SELECTION
::::::

“I cannot tell a lie. I cut down the cherry tree,” is a lie. That anecdote was fictionalized by Mason Locke Weems, who wrote a best-selling biography of Washington shortly after the former president’s death. It makes for a good story, though, and I suppose it could be true, especially given Washington’s propensity for being forthright and honorable and all those good things we expect from the father of our country. I’m sure that’s what Mr. Weems had in mind as he got a little carried away with memorializing the great man. I know it’s a lie, though, because I saw it disputed on Wikipedia and I also just finished Ron Chernow’s huge Washington biography. I even know that he had only one tooth in his mouth for his inauguration and that he spoke very little because he feared spitting out his ivory—not wood—dentures. I suspect he didn’t laugh very much for the same reason. And if dentures keep a president from saying too many stupid things, perhaps we should wish only one tooth for them all.

::::::

GIVEN ENTRIES
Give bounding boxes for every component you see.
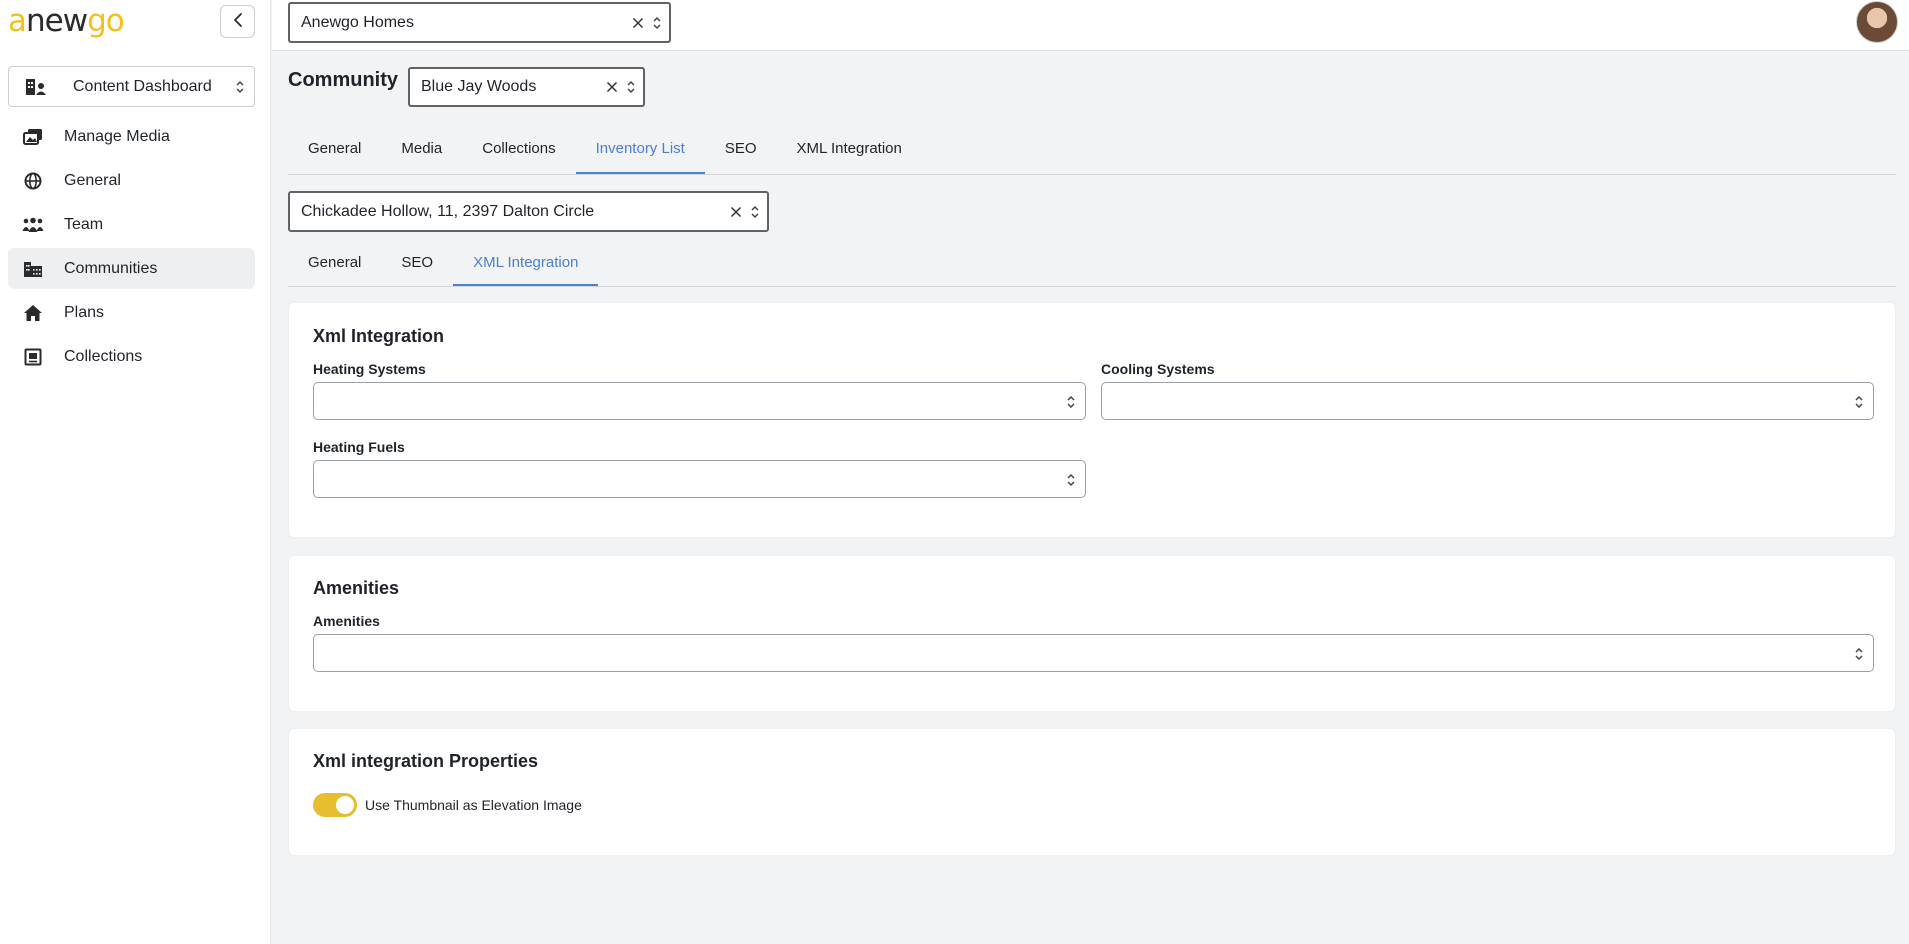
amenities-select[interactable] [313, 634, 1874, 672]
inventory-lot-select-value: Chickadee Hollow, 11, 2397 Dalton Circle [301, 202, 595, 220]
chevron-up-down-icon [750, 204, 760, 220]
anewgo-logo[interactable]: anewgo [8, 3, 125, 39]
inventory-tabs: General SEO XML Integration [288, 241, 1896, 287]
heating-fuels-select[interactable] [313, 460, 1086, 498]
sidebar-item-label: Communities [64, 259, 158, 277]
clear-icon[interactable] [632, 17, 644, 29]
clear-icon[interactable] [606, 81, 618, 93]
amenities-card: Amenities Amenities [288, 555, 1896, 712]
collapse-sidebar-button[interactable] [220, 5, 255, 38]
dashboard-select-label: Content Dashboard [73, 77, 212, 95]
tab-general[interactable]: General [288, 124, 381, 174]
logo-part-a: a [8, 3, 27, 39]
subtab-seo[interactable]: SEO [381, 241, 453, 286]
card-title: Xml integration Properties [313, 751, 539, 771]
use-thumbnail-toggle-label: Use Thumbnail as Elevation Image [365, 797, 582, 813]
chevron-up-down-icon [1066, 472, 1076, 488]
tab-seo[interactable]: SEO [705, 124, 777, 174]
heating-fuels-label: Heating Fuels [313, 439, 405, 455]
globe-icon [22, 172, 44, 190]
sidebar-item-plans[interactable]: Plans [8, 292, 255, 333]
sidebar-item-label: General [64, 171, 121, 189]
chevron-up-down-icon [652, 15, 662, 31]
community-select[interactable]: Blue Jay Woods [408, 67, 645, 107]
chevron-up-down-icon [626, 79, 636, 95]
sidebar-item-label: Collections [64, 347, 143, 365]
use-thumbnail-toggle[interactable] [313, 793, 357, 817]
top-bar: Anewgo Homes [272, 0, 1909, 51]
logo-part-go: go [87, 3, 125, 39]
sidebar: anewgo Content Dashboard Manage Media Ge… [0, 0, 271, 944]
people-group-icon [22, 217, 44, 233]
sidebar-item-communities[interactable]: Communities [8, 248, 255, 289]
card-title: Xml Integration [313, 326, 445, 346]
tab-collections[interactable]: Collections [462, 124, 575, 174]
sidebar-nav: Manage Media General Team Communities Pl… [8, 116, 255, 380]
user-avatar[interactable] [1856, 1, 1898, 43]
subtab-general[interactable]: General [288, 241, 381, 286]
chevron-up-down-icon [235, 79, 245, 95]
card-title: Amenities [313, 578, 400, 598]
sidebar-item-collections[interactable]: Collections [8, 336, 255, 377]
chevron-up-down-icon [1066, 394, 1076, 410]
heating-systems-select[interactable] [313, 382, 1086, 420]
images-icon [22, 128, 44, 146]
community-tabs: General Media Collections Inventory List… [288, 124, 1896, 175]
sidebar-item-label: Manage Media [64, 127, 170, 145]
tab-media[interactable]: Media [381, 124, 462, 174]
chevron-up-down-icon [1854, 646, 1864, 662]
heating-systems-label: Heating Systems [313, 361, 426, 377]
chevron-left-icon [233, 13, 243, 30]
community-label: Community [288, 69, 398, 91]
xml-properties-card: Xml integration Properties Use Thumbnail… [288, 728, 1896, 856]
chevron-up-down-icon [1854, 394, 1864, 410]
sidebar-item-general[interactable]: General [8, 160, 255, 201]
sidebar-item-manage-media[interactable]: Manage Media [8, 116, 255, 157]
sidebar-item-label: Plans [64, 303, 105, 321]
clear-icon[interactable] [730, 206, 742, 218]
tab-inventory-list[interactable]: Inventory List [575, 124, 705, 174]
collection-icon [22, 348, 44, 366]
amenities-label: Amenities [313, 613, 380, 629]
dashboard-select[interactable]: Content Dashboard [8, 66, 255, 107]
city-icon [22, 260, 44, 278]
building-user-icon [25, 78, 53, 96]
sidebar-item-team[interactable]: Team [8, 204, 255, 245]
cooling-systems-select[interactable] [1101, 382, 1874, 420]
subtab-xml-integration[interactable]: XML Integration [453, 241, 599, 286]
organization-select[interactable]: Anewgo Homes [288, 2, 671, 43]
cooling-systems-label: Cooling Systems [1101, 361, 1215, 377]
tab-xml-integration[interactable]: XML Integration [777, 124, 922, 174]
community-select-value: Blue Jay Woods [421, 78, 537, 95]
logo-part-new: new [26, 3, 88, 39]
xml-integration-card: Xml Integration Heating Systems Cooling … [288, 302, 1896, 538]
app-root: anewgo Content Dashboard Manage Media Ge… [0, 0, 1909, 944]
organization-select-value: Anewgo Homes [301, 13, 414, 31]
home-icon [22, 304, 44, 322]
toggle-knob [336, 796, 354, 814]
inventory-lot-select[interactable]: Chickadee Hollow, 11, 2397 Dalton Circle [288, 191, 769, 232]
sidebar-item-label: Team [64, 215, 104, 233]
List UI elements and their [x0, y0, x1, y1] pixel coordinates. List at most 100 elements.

::::::

EXERCISES TO COMPLETE
1 – Answer these questions from the cherry tree passage:
(a) Who fictionalized the cherry tree anecdote?
(b) How many teeth did Washington have in his mouth for his inauguration?
(c) What were his dentures made of?
2 – From the rows, copy the lines between the one holding "amenities-select[interactable] [313, 634, 1874, 672]" and the one holding "inventory-tabs: General SEO", inclusive.

THE RESULTS
1 –
(a) Mason Locke Weems
(b) One
(c) Ivory

2 –
amenities-select[interactable] [313, 634, 1874, 672]
inventory-lot-select-value: Chickadee Hollow, 11, 2397 Dalton Circle [301, 202, 595, 220]
chevron-up-down-icon [750, 204, 760, 220]
anewgo-logo[interactable]: anewgo [8, 3, 125, 39]
inventory-tabs: General SEO XML Integration [288, 241, 1896, 287]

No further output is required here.